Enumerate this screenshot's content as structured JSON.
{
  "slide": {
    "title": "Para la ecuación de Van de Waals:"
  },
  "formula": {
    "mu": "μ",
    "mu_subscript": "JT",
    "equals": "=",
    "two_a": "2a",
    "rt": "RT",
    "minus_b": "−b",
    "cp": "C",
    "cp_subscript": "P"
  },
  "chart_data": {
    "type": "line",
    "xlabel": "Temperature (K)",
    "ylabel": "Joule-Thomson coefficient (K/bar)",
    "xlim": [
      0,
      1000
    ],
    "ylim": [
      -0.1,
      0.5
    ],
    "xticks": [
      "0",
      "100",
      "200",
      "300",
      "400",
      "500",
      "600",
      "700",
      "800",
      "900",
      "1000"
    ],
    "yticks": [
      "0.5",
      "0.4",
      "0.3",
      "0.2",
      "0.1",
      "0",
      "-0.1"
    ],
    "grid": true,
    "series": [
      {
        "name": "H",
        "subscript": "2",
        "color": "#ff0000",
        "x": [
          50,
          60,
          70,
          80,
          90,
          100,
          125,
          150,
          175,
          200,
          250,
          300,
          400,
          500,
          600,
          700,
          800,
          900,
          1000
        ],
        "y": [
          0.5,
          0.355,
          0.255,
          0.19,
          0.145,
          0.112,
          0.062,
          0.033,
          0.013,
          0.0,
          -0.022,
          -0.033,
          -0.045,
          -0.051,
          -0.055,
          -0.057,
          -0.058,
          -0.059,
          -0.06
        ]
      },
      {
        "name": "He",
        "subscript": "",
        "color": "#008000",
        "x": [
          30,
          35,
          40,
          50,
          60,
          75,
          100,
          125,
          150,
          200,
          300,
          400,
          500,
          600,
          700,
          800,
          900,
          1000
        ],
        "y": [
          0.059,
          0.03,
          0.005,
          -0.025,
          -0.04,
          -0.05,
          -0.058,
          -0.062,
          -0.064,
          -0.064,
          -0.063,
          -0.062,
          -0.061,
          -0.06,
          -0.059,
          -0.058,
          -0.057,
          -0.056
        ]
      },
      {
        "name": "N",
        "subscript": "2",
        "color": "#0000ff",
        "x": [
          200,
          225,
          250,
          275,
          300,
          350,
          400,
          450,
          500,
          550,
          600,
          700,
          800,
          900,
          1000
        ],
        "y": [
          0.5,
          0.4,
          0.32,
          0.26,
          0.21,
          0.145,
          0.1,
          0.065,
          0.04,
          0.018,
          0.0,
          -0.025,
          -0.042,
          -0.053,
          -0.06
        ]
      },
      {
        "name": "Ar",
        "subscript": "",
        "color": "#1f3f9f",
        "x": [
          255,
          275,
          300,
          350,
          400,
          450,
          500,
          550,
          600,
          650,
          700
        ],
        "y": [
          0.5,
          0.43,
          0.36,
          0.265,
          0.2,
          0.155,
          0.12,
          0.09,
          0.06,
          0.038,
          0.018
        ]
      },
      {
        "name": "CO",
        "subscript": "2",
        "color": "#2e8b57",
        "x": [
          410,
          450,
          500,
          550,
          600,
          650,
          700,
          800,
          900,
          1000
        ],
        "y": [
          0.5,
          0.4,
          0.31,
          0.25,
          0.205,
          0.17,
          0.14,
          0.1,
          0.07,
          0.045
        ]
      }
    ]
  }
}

# # # #

### What is being asked
Going through the lines above one by one, tally those with the word "color" and give only the total.

### Complete output
5